[DIRECTIONS FOR THIS TASK]: Below are the records. Gather each line that holds "Computer".

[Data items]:

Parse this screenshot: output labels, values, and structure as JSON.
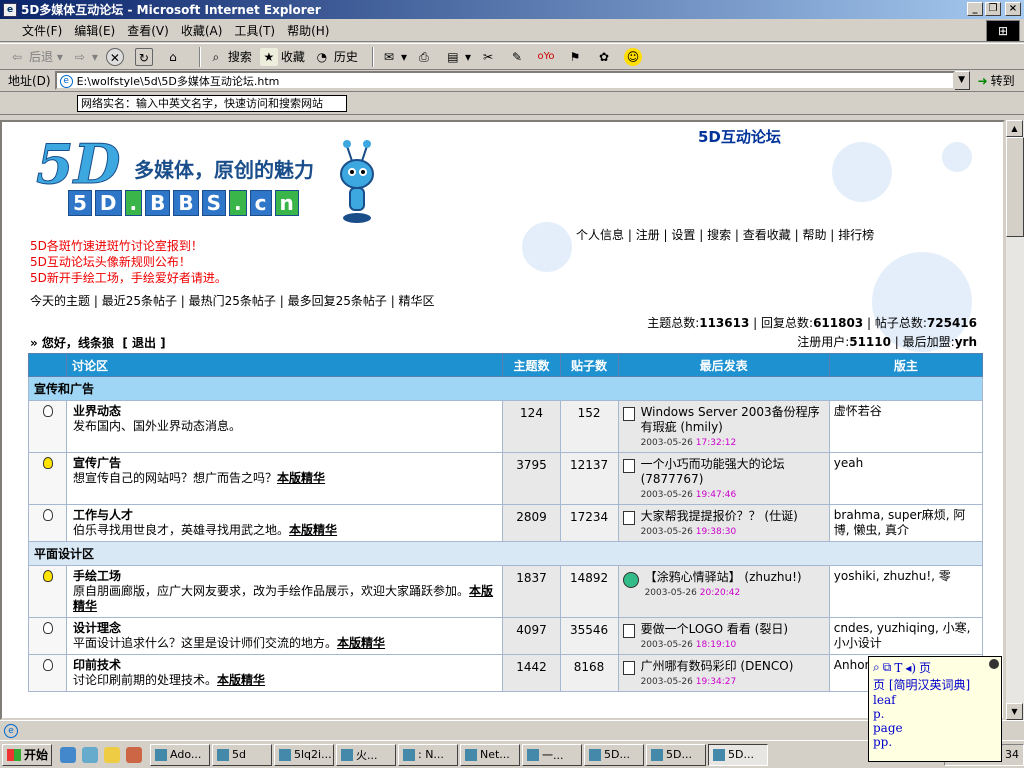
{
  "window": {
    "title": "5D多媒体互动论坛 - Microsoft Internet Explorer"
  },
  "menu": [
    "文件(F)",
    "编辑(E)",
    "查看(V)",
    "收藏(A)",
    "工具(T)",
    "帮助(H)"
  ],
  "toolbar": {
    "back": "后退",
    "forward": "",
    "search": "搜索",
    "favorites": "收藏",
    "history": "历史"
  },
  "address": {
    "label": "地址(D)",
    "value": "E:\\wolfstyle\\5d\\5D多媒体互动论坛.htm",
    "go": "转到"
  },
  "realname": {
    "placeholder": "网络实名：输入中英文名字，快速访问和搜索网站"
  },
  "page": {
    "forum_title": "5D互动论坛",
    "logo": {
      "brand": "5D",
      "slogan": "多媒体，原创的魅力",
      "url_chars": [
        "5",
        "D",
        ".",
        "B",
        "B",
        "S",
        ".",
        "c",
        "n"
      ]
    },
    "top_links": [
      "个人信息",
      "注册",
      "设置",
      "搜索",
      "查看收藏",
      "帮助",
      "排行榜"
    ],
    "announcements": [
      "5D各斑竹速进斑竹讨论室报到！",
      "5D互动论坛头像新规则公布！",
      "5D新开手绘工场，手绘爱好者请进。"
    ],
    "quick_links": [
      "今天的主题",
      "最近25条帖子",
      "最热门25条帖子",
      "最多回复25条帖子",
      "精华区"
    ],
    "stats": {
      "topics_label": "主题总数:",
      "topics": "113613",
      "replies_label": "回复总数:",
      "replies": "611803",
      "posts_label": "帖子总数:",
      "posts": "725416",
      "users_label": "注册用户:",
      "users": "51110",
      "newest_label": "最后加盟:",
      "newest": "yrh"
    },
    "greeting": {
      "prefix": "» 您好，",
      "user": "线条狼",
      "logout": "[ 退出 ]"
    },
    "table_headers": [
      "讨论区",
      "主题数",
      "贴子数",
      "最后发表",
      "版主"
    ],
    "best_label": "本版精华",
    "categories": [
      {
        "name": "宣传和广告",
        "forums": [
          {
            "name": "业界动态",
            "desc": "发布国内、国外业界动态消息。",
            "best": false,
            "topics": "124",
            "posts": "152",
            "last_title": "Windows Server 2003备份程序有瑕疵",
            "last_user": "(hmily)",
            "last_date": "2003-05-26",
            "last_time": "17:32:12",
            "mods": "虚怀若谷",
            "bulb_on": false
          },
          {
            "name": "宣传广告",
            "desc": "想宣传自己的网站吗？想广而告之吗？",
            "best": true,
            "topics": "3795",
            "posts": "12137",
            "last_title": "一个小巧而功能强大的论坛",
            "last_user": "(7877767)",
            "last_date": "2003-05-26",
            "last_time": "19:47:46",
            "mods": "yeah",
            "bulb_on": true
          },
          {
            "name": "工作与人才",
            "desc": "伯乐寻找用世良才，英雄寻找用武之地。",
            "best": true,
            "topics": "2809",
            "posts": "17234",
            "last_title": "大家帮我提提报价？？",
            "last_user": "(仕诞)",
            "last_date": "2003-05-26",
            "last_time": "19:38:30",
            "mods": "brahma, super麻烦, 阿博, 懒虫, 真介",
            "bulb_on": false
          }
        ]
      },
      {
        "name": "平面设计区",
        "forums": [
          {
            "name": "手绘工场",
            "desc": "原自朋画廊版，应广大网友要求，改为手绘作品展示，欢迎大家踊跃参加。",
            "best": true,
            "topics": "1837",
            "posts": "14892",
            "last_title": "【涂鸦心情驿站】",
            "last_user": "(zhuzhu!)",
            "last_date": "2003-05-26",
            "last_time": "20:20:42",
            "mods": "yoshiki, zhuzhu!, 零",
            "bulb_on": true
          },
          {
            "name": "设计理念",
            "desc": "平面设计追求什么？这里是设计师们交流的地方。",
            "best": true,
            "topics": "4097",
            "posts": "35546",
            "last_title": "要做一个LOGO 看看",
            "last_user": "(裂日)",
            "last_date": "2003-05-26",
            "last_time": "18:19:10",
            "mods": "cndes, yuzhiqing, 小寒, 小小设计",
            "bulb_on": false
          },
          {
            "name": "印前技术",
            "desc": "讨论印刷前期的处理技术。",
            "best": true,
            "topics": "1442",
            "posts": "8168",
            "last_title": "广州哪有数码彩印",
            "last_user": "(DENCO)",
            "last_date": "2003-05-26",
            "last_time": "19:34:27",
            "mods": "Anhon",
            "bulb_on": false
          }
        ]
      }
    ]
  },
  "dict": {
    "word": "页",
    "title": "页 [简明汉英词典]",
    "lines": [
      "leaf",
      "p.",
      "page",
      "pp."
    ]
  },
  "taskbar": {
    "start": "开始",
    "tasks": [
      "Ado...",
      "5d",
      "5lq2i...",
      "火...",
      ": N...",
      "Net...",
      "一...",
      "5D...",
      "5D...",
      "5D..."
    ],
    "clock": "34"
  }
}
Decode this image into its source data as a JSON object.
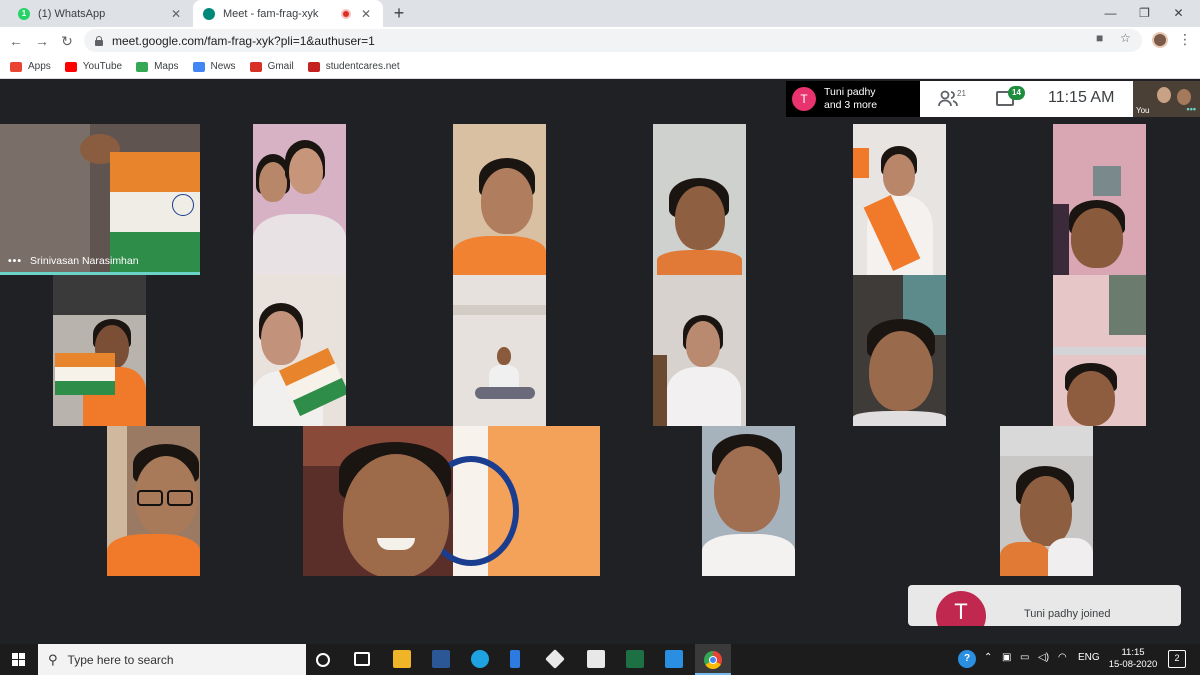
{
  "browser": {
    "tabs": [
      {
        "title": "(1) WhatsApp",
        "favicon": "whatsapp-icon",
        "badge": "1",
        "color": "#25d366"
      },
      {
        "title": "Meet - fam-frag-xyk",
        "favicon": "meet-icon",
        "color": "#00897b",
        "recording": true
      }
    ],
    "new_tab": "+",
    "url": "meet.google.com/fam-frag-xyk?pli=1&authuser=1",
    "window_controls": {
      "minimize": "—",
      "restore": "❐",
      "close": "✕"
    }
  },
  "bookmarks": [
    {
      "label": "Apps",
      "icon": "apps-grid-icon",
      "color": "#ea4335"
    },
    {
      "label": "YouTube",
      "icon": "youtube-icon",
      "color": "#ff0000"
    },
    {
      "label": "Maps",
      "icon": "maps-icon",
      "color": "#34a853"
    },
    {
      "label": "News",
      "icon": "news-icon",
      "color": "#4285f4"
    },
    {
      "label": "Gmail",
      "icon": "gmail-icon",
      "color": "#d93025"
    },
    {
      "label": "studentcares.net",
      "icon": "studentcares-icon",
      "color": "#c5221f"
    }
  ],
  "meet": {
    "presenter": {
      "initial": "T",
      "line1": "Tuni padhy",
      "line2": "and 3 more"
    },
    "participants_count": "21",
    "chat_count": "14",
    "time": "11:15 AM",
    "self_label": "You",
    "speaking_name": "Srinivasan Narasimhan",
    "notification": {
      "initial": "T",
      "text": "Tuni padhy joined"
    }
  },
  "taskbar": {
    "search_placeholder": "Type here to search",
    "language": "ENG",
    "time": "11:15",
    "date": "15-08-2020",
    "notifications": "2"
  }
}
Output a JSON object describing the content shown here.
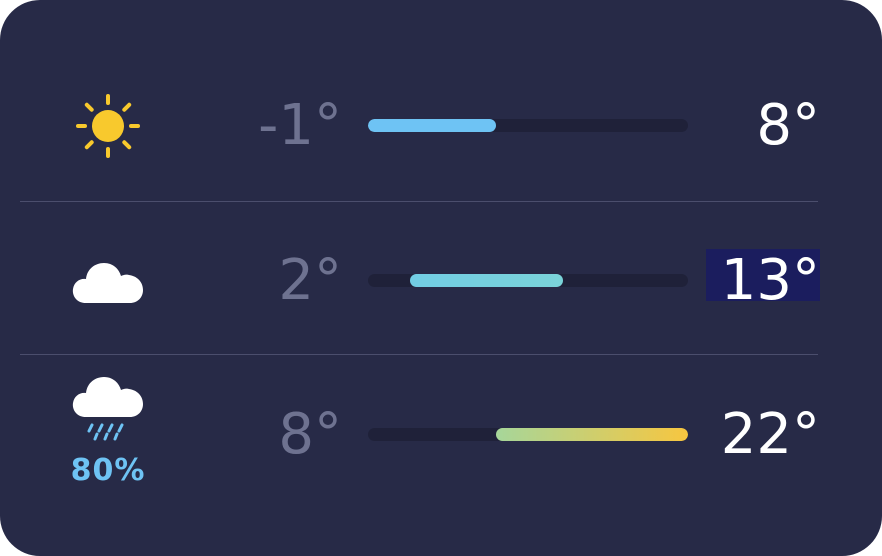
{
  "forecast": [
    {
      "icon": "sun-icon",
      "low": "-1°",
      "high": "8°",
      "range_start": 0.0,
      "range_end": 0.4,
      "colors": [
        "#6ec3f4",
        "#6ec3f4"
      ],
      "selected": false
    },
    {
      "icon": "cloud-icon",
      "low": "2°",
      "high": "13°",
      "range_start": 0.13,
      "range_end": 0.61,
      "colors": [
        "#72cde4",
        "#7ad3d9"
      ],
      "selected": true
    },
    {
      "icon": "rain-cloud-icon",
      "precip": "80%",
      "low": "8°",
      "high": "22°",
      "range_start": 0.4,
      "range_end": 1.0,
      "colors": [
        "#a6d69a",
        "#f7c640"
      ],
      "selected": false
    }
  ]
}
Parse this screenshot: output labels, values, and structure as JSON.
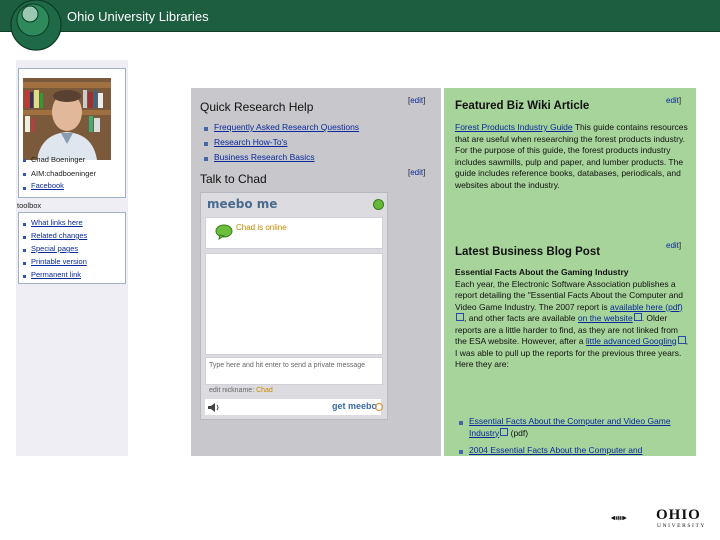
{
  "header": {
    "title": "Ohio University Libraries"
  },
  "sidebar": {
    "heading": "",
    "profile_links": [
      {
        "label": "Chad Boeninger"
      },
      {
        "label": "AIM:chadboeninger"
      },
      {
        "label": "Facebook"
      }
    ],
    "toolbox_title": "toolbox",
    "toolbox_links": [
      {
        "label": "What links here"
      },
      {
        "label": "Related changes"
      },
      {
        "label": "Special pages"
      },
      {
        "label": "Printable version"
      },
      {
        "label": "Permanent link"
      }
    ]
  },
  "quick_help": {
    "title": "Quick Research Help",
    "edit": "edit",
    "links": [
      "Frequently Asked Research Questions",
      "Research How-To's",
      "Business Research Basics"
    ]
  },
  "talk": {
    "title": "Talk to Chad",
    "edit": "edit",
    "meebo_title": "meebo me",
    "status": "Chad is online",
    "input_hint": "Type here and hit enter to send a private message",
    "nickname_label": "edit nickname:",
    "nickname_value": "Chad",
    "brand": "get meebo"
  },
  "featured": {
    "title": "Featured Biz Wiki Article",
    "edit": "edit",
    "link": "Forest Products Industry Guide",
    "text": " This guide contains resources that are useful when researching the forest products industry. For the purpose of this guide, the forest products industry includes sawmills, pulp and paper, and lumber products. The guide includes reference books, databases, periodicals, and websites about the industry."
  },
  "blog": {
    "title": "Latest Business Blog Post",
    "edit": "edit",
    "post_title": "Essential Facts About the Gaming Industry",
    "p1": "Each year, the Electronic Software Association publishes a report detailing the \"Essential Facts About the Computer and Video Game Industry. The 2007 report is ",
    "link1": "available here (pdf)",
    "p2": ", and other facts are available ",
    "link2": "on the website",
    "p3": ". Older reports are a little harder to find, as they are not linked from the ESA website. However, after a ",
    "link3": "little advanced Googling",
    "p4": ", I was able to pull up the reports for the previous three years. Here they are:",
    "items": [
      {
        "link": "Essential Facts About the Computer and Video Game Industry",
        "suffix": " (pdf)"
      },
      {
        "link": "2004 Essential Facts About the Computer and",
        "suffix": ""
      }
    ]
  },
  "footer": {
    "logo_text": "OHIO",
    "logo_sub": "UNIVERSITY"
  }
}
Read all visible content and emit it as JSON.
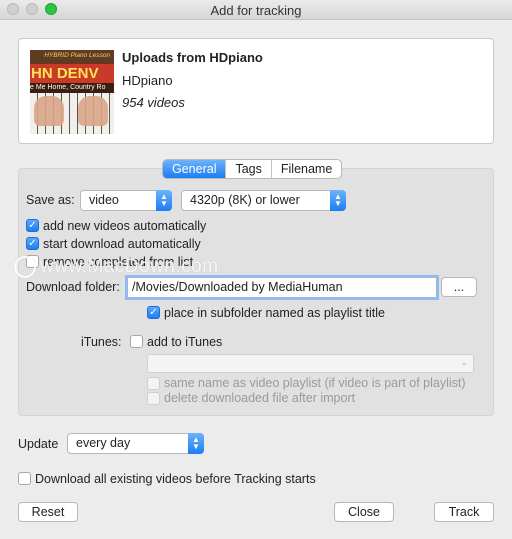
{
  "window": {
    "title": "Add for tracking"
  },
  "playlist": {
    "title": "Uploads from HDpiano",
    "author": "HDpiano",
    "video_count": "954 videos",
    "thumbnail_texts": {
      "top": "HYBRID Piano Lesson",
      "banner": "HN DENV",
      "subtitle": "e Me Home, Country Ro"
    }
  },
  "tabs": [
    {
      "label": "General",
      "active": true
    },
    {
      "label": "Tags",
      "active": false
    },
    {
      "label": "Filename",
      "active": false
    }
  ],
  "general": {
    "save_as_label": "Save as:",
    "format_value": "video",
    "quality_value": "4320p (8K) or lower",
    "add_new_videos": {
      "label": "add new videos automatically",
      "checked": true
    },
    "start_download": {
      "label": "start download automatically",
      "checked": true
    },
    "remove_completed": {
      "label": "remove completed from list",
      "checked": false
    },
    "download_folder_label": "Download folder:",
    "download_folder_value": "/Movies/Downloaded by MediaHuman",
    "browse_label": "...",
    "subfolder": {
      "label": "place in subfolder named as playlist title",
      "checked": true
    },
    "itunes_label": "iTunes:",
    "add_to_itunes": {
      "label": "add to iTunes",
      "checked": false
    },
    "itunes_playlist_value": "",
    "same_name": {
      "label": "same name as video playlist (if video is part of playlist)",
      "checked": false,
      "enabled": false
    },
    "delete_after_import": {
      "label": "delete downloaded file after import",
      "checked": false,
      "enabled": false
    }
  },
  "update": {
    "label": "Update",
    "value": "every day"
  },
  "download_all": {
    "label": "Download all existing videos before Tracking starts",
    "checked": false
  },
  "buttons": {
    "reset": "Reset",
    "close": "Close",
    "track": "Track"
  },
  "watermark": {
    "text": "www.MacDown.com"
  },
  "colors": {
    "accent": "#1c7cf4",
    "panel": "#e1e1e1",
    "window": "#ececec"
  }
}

[ANSWER FOR THE TASK]:
    "p1": "Each year, the Electronic Software Association publishes a report detailing the \"Essential Facts About the Computer and Video Game Industry. The 2007 report is ",
        "link": "Essential Facts About the Computer and Video Game Industry",
        "link": "2004 Essential Facts About the Computer and",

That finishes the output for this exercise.